__Short exercise__
Which lines of the records contain "bear"? Collect every one of them.

__Given data__
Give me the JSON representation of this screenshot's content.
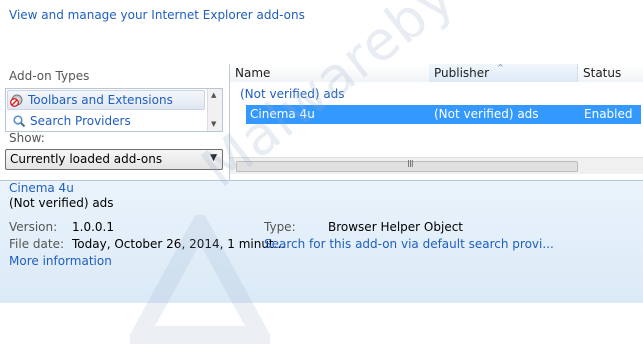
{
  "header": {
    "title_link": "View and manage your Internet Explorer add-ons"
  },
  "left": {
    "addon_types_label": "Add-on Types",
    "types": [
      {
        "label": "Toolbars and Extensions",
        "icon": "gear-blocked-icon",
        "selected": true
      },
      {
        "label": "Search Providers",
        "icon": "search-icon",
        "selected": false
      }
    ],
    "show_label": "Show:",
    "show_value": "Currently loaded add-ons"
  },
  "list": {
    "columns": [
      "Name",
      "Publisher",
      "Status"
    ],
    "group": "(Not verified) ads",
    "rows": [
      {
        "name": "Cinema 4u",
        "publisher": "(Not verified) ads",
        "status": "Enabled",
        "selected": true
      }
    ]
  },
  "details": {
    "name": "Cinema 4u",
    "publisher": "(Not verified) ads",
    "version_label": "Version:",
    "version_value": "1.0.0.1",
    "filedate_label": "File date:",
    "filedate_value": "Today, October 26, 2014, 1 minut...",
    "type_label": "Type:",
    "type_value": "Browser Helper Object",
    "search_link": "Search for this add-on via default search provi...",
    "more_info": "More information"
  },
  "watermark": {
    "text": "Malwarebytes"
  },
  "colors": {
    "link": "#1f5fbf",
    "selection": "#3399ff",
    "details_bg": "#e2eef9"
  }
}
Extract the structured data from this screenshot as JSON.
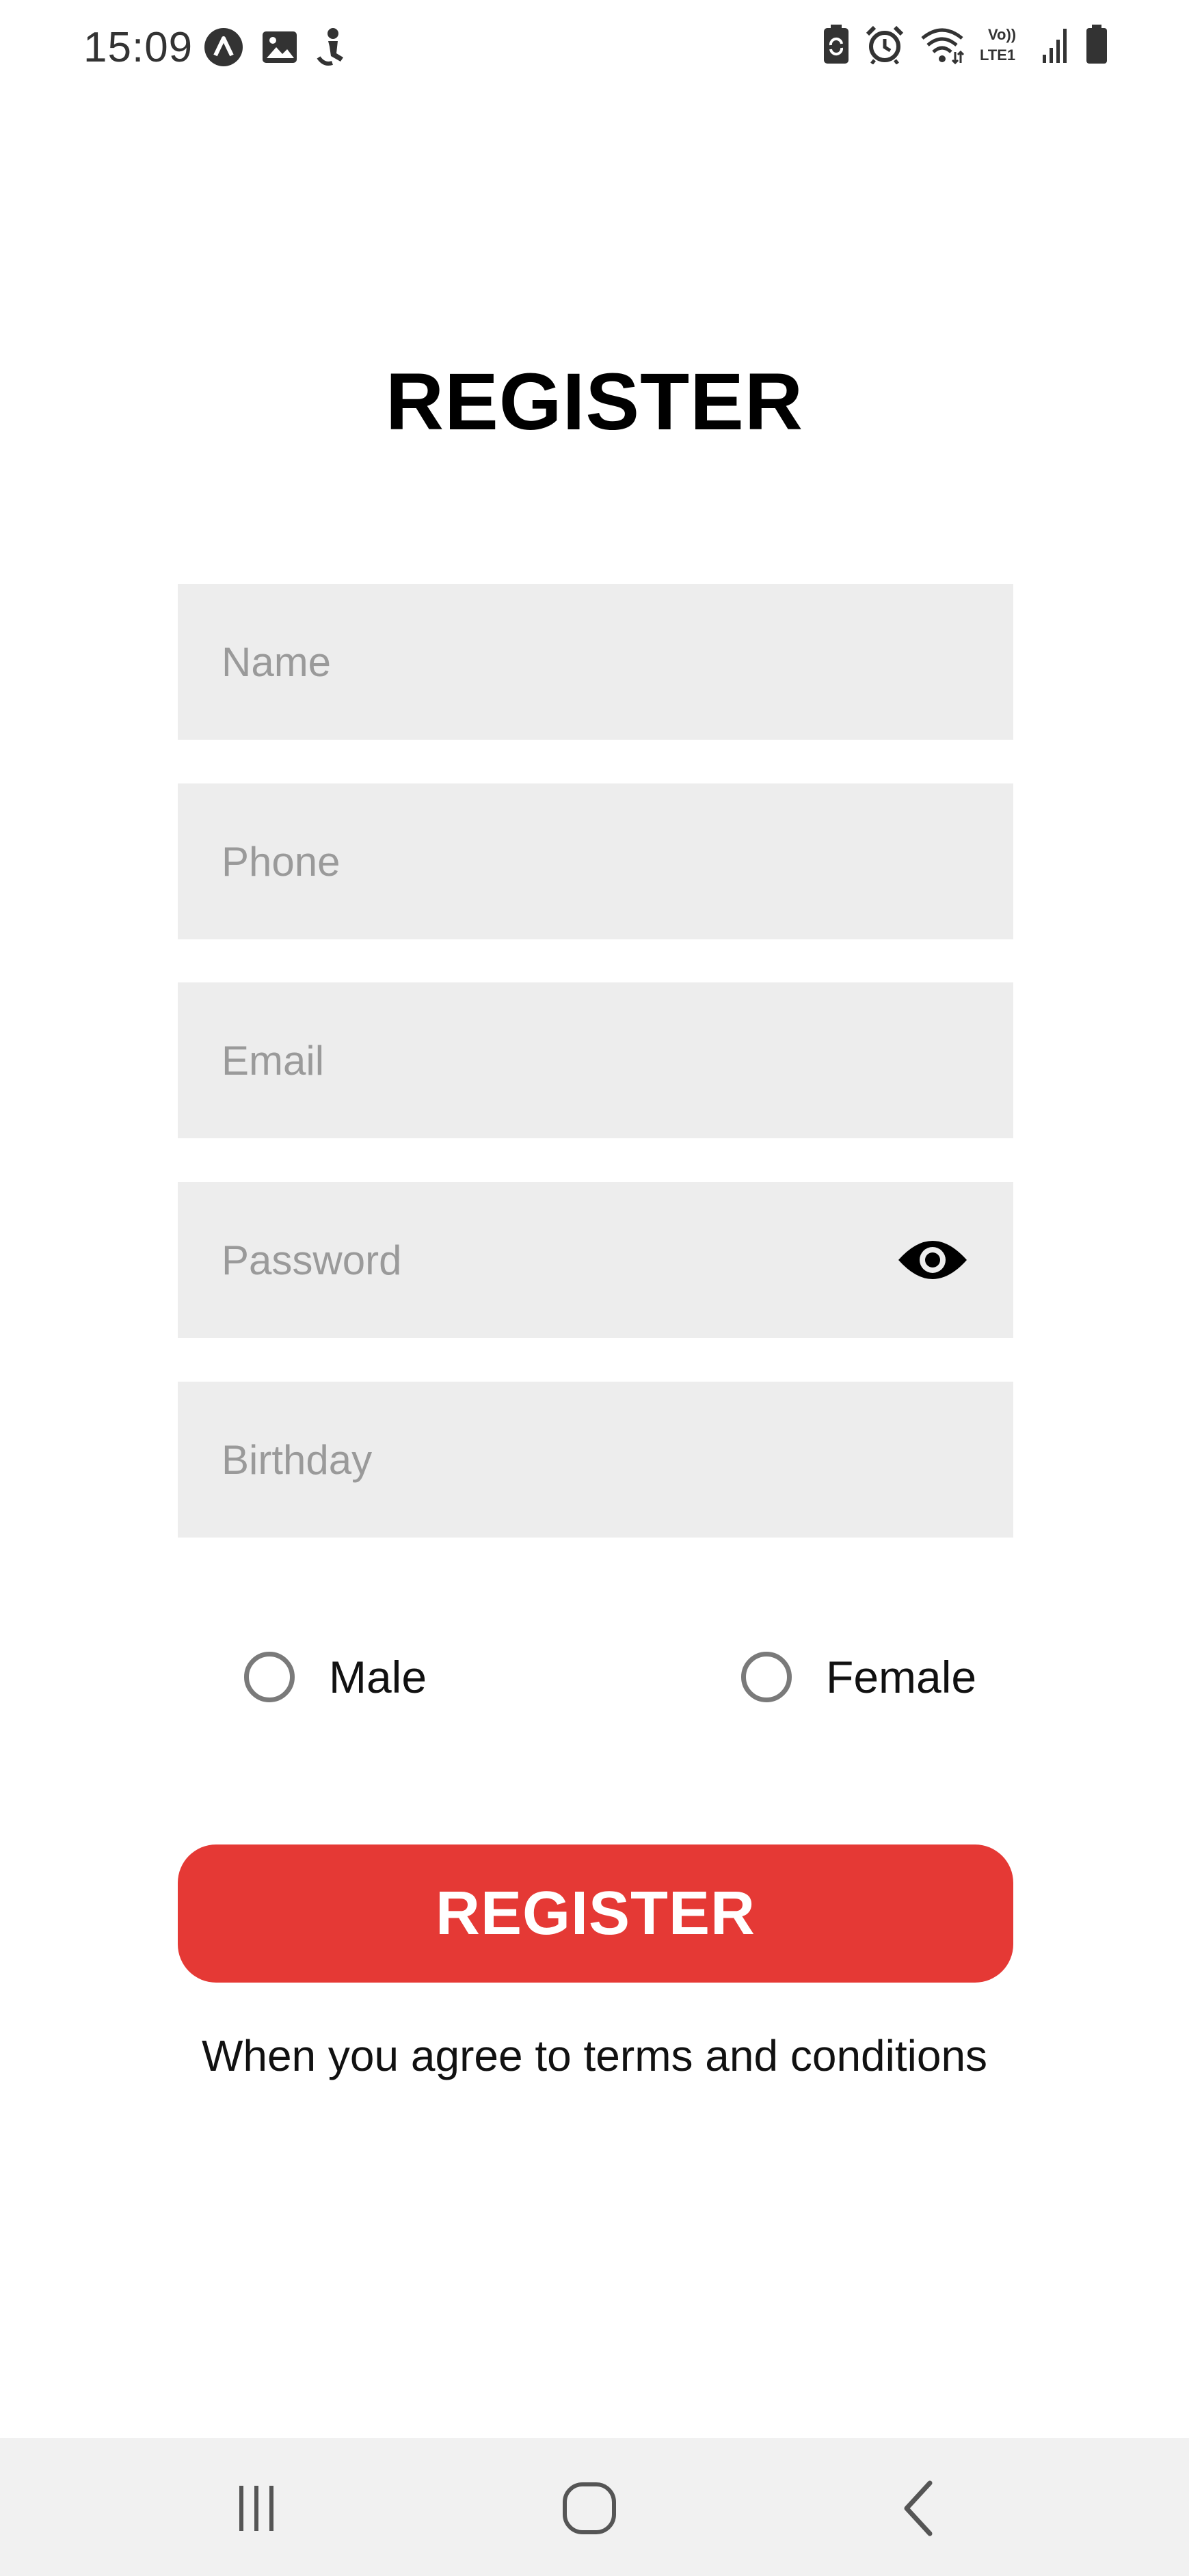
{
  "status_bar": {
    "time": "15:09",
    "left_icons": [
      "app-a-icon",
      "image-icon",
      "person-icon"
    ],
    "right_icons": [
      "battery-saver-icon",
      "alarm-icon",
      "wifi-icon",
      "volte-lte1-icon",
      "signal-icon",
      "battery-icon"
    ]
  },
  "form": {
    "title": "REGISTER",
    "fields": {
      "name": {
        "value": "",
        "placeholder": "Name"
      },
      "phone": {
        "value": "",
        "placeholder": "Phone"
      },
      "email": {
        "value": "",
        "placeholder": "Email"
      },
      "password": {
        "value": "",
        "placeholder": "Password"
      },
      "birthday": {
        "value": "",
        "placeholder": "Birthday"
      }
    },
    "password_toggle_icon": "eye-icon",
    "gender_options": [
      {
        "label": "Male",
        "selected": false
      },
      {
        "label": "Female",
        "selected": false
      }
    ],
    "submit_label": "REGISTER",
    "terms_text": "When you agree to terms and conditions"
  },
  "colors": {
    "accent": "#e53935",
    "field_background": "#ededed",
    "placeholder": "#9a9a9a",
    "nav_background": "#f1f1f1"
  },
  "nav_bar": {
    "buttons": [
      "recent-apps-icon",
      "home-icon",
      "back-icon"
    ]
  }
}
* * *
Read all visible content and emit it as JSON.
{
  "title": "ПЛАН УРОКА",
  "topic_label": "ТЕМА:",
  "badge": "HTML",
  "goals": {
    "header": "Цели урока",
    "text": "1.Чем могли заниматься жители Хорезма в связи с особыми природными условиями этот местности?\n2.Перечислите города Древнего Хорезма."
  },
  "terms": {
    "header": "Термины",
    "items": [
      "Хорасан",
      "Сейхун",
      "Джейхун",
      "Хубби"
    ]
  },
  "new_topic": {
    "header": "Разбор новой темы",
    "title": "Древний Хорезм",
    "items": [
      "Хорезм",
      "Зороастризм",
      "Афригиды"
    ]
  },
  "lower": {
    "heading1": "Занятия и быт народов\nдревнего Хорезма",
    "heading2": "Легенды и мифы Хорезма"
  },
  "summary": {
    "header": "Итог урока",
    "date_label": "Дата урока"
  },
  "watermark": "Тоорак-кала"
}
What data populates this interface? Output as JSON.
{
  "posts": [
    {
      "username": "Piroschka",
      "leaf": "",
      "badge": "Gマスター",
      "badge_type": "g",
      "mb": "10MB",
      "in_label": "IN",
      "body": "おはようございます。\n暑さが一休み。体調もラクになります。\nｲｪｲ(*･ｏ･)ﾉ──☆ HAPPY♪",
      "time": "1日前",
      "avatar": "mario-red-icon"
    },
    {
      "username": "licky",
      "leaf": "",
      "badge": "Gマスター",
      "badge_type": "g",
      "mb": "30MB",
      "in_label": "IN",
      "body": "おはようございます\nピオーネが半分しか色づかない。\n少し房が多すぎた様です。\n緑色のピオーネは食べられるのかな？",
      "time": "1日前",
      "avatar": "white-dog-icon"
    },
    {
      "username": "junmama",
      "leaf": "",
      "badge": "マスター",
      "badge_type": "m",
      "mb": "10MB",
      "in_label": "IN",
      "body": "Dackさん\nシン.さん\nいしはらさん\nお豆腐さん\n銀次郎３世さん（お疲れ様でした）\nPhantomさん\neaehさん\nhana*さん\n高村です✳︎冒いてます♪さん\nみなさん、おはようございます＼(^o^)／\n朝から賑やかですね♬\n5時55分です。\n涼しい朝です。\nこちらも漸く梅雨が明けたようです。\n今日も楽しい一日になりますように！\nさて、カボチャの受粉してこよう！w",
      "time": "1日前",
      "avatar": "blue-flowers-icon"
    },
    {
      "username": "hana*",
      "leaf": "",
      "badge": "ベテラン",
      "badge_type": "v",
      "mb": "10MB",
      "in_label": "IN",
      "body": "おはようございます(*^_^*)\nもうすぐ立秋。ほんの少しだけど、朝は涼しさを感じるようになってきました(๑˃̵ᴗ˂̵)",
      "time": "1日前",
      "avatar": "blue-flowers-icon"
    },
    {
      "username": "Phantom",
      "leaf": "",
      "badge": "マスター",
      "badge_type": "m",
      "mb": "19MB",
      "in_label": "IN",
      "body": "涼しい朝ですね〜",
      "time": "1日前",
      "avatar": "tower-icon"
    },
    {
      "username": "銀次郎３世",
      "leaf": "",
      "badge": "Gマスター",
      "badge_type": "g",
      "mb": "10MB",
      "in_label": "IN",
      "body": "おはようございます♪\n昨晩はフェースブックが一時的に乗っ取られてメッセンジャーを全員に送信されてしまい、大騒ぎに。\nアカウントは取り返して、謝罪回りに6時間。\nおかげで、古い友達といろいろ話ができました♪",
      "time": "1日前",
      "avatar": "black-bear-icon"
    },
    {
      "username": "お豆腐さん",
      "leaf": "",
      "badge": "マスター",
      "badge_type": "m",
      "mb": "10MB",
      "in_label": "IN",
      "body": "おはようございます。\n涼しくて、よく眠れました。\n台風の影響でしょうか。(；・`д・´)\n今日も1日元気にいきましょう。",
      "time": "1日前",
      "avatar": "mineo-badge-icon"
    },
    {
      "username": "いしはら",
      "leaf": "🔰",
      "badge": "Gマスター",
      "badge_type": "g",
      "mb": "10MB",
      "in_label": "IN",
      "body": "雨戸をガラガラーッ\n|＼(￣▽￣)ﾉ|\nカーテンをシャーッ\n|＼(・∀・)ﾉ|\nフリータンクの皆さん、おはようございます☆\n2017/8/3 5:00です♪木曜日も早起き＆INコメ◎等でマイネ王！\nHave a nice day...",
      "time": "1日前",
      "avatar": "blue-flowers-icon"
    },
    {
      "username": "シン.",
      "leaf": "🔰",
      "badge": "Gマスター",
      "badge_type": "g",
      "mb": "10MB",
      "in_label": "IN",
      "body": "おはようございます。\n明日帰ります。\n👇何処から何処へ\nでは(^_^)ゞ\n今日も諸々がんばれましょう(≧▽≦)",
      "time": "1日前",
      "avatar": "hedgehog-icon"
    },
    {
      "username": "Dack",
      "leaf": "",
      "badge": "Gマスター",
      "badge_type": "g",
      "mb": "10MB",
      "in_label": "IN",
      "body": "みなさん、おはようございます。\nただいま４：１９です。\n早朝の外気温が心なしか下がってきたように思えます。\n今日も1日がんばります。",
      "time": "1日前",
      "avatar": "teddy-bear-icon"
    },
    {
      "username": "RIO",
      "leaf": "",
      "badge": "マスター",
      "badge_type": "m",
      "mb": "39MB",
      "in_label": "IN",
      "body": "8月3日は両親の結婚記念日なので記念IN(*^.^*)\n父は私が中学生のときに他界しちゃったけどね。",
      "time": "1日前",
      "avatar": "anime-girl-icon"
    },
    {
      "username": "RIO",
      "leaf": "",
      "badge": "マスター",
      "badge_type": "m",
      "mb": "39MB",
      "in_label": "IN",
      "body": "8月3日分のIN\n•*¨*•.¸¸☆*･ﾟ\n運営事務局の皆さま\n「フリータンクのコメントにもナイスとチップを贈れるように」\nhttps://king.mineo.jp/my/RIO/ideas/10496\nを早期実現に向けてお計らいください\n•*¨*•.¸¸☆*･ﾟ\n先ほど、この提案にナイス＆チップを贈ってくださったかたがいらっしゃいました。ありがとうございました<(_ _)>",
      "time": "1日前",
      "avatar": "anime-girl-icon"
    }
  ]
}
==
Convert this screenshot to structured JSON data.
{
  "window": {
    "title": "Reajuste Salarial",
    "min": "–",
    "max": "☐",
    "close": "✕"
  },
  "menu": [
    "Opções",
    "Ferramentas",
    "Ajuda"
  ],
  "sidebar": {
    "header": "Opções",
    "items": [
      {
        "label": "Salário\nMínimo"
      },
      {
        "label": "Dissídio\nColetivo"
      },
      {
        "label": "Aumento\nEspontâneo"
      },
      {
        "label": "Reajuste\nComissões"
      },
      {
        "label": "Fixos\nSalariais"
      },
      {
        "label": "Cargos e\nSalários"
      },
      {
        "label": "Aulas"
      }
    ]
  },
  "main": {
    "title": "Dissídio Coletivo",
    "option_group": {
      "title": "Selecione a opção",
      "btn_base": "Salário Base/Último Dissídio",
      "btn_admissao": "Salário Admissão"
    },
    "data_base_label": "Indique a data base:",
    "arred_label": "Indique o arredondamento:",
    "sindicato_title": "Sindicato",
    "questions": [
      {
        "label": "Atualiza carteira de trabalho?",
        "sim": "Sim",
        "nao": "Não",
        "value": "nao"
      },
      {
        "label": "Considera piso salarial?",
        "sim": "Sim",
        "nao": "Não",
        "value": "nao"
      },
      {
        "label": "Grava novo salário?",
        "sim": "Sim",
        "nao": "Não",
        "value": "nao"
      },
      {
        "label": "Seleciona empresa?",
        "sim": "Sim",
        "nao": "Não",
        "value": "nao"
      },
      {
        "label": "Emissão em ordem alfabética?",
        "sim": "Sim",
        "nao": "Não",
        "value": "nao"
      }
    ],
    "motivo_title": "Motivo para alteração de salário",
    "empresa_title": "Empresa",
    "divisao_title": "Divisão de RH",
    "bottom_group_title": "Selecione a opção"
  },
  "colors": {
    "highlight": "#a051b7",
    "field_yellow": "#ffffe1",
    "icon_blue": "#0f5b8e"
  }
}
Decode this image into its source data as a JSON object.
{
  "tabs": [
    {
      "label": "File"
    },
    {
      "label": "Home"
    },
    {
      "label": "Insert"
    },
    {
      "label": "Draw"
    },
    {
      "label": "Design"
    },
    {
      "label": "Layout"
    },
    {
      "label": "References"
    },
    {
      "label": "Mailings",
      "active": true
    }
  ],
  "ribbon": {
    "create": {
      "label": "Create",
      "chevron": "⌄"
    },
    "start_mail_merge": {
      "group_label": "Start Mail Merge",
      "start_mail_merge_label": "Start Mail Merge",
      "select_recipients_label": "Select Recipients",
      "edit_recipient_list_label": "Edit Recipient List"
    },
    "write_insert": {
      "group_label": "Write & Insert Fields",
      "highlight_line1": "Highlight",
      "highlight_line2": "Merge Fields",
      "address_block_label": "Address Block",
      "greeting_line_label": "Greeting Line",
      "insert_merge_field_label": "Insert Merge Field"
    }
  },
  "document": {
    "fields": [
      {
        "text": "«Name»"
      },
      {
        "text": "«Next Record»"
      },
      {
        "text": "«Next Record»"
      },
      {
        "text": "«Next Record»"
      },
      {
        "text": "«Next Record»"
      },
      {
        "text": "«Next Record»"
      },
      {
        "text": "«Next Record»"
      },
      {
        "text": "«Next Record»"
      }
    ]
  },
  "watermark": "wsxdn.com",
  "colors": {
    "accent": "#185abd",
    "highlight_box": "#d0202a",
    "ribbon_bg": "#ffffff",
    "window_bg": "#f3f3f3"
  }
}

__The answer__
      "avatar": "black-bear-icon"
      "avatar": "teddy-bear-icon"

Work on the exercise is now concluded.